++++ Data for processing
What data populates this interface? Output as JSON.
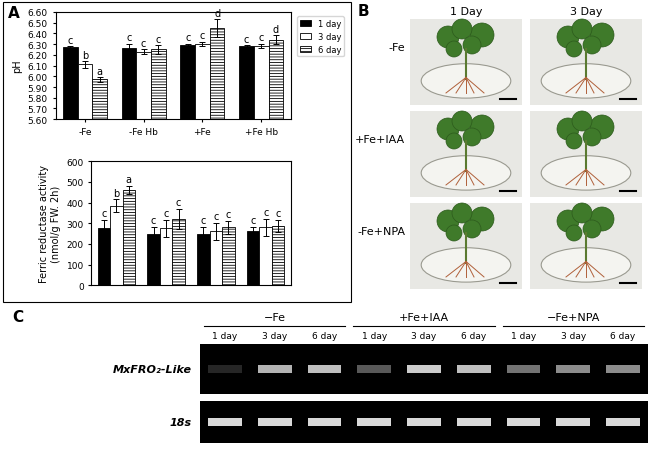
{
  "chart_data": [
    {
      "type": "bar",
      "panel": "A",
      "ylabel": "pH",
      "categories": [
        "-Fe",
        "-Fe Hb",
        "+Fe",
        "+Fe Hb"
      ],
      "ylim": [
        5.6,
        6.6
      ],
      "yticks": [
        {
          "value": 5.6,
          "label": "5.60"
        },
        {
          "value": 5.7,
          "label": "5.70"
        },
        {
          "value": 5.8,
          "label": "5.80"
        },
        {
          "value": 5.9,
          "label": "5.90"
        },
        {
          "value": 6.0,
          "label": "6.00"
        },
        {
          "value": 6.1,
          "label": "6.10"
        },
        {
          "value": 6.2,
          "label": "6.20"
        },
        {
          "value": 6.3,
          "label": "6.30"
        },
        {
          "value": 6.4,
          "label": "6.40"
        },
        {
          "value": 6.5,
          "label": "6.50"
        },
        {
          "value": 6.6,
          "label": "6.60"
        }
      ],
      "legend": "upper right",
      "series": [
        {
          "name": "1 day",
          "color": "#000000",
          "values": [
            6.27,
            6.26,
            6.29,
            6.28
          ],
          "errors": [
            0.01,
            0.04,
            0.01,
            0.01
          ],
          "letters": [
            "c",
            "c",
            "c",
            "c"
          ]
        },
        {
          "name": "3 day",
          "color": "#ffffff",
          "values": [
            6.11,
            6.23,
            6.3,
            6.28
          ],
          "errors": [
            0.03,
            0.02,
            0.02,
            0.02
          ],
          "letters": [
            "b",
            "c",
            "c",
            "c"
          ]
        },
        {
          "name": "6 day",
          "color": "#ffffff",
          "values": [
            5.97,
            6.25,
            6.45,
            6.34
          ],
          "errors": [
            0.02,
            0.04,
            0.08,
            0.04
          ],
          "letters": [
            "a",
            "c",
            "d",
            "d"
          ]
        }
      ]
    },
    {
      "type": "bar",
      "ylabel": "Ferric reductase activity\n(nmol/g FW. 2h)",
      "categories": [
        null,
        null,
        null,
        null
      ],
      "ylim": [
        0,
        600
      ],
      "yticks": [
        0,
        100,
        200,
        300,
        400,
        500,
        600
      ],
      "series": [
        {
          "name": "1 day",
          "color": "#000000",
          "values": [
            275,
            250,
            250,
            260
          ],
          "errors": [
            40,
            30,
            30,
            20
          ],
          "letters": [
            "c",
            "c",
            "c",
            "c"
          ]
        },
        {
          "name": "3 day",
          "color": "#ffffff",
          "values": [
            385,
            275,
            260,
            280
          ],
          "errors": [
            30,
            40,
            40,
            40
          ],
          "letters": [
            "b",
            "c",
            "c",
            "c"
          ]
        },
        {
          "name": "6 day",
          "color": "#ffffff",
          "values": [
            460,
            320,
            280,
            285
          ],
          "errors": [
            20,
            50,
            30,
            30
          ],
          "letters": [
            "a",
            "c",
            "c",
            "c"
          ]
        }
      ]
    }
  ],
  "photos": {
    "panel": "B",
    "columns": [
      "1 Day",
      "3 Day"
    ],
    "rows": [
      "-Fe",
      "+Fe+IAA",
      "-Fe+NPA"
    ]
  },
  "gel": {
    "panel": "C",
    "groups": [
      "−Fe",
      "+Fe+IAA",
      "−Fe+NPA"
    ],
    "lanes": [
      "1 day",
      "3 day",
      "6 day"
    ],
    "rows": [
      {
        "label": "MxFRO₂-Like",
        "band_intensity": [
          0.15,
          0.7,
          0.75,
          0.35,
          0.8,
          0.75,
          0.45,
          0.55,
          0.55
        ]
      },
      {
        "label": "18s",
        "band_intensity": [
          0.85,
          0.85,
          0.85,
          0.85,
          0.85,
          0.85,
          0.85,
          0.85,
          0.85
        ]
      }
    ]
  }
}
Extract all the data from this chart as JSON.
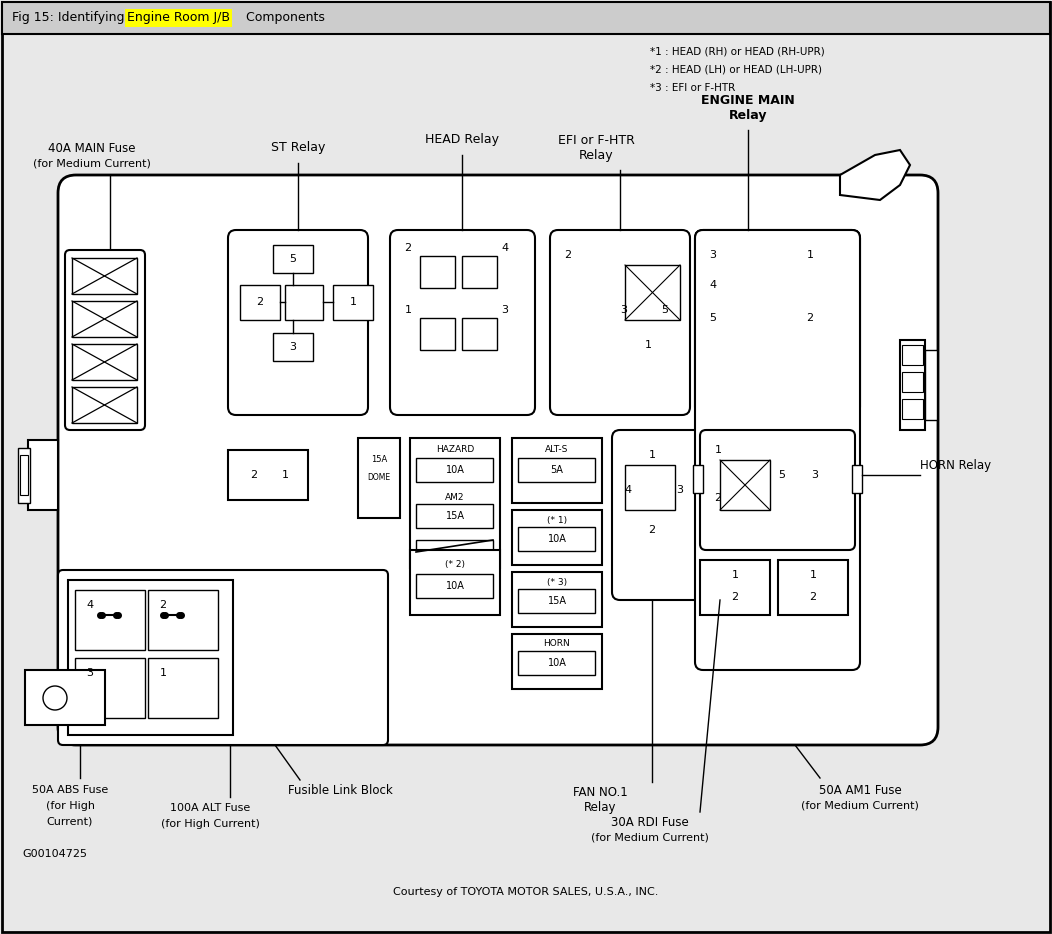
++++++++
## Exercise details
Quote the material in full and exactly; do not carry over its pictures.

## Response to the exercise
What data populates this interface? Output as JSON.
{
  "chart_data": [
    {
      "type": "bar",
      "panel": "A",
      "ylabel": "pH",
      "categories": [
        "-Fe",
        "-Fe Hb",
        "+Fe",
        "+Fe Hb"
      ],
      "ylim": [
        5.6,
        6.6
      ],
      "yticks": [
        {
          "value": 5.6,
          "label": "5.60"
        },
        {
          "value": 5.7,
          "label": "5.70"
        },
        {
          "value": 5.8,
          "label": "5.80"
        },
        {
          "value": 5.9,
          "label": "5.90"
        },
        {
          "value": 6.0,
          "label": "6.00"
        },
        {
          "value": 6.1,
          "label": "6.10"
        },
        {
          "value": 6.2,
          "label": "6.20"
        },
        {
          "value": 6.3,
          "label": "6.30"
        },
        {
          "value": 6.4,
          "label": "6.40"
        },
        {
          "value": 6.5,
          "label": "6.50"
        },
        {
          "value": 6.6,
          "label": "6.60"
        }
      ],
      "legend": "upper right",
      "series": [
        {
          "name": "1 day",
          "color": "#000000",
          "values": [
            6.27,
            6.26,
            6.29,
            6.28
          ],
          "errors": [
            0.01,
            0.04,
            0.01,
            0.01
          ],
          "letters": [
            "c",
            "c",
            "c",
            "c"
          ]
        },
        {
          "name": "3 day",
          "color": "#ffffff",
          "values": [
            6.11,
            6.23,
            6.3,
            6.28
          ],
          "errors": [
            0.03,
            0.02,
            0.02,
            0.02
          ],
          "letters": [
            "b",
            "c",
            "c",
            "c"
          ]
        },
        {
          "name": "6 day",
          "color": "#ffffff",
          "values": [
            5.97,
            6.25,
            6.45,
            6.34
          ],
          "errors": [
            0.02,
            0.04,
            0.08,
            0.04
          ],
          "letters": [
            "a",
            "c",
            "d",
            "d"
          ]
        }
      ]
    },
    {
      "type": "bar",
      "ylabel": "Ferric reductase activity\n(nmol/g FW. 2h)",
      "categories": [
        null,
        null,
        null,
        null
      ],
      "ylim": [
        0,
        600
      ],
      "yticks": [
        0,
        100,
        200,
        300,
        400,
        500,
        600
      ],
      "series": [
        {
          "name": "1 day",
          "color": "#000000",
          "values": [
            275,
            250,
            250,
            260
          ],
          "errors": [
            40,
            30,
            30,
            20
          ],
          "letters": [
            "c",
            "c",
            "c",
            "c"
          ]
        },
        {
          "name": "3 day",
          "color": "#ffffff",
          "values": [
            385,
            275,
            260,
            280
          ],
          "errors": [
            30,
            40,
            40,
            40
          ],
          "letters": [
            "b",
            "c",
            "c",
            "c"
          ]
        },
        {
          "name": "6 day",
          "color": "#ffffff",
          "values": [
            460,
            320,
            280,
            285
          ],
          "errors": [
            20,
            50,
            30,
            30
          ],
          "letters": [
            "a",
            "c",
            "c",
            "c"
          ]
        }
      ]
    }
  ],
  "photos": {
    "panel": "B",
    "columns": [
      "1 Day",
      "3 Day"
    ],
    "rows": [
      "-Fe",
      "+Fe+IAA",
      "-Fe+NPA"
    ]
  },
  "gel": {
    "panel": "C",
    "groups": [
      "−Fe",
      "+Fe+IAA",
      "−Fe+NPA"
    ],
    "lanes": [
      "1 day",
      "3 day",
      "6 day"
    ],
    "rows": [
      {
        "label": "MxFRO₂-Like",
        "band_intensity": [
          0.15,
          0.7,
          0.75,
          0.35,
          0.8,
          0.75,
          0.45,
          0.55,
          0.55
        ]
      },
      {
        "label": "18s",
        "band_intensity": [
          0.85,
          0.85,
          0.85,
          0.85,
          0.85,
          0.85,
          0.85,
          0.85,
          0.85
        ]
      }
    ]
  }
}
Extract all the data from this chart as JSON.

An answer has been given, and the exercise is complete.